» **Exercise description**
Pull out every line below containing the word "播放照片".

» **Input rows**
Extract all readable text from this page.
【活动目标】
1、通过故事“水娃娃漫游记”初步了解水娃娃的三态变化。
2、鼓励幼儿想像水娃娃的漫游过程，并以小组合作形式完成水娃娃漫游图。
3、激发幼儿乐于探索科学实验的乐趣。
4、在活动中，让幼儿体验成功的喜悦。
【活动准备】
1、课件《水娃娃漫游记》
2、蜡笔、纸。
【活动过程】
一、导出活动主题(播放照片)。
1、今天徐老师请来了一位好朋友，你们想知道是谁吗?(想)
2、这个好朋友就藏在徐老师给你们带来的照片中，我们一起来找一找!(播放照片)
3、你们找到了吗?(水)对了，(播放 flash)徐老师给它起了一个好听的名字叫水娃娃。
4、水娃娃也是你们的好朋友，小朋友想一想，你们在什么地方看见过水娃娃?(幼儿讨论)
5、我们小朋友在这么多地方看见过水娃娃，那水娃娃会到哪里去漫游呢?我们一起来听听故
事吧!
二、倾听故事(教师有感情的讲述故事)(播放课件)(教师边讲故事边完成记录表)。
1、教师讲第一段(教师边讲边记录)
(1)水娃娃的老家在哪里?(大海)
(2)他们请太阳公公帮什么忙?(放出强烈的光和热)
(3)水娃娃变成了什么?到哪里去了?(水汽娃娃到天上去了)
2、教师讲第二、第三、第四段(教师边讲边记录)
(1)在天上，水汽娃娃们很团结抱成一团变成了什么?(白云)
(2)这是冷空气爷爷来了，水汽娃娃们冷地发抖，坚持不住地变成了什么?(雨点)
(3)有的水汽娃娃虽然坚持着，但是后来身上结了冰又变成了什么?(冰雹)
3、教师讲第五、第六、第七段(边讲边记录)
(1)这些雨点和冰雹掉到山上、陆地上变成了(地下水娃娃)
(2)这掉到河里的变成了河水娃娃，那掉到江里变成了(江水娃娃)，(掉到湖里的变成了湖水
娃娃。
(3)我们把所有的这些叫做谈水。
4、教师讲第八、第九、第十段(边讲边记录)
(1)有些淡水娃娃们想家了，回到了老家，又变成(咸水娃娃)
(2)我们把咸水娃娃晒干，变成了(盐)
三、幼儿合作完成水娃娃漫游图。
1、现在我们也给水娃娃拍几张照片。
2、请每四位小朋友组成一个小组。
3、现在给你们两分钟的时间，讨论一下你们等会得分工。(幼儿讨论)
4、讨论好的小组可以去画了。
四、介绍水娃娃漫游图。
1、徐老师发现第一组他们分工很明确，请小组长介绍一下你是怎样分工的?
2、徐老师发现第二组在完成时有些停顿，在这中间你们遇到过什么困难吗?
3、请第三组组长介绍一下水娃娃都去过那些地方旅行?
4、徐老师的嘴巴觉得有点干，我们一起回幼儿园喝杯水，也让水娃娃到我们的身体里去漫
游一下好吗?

» **Solution to this task**
一、导出活动主题(播放照片)。
2、这个好朋友就藏在徐老师给你们带来的照片中，我们一起来找一找!(播放照片)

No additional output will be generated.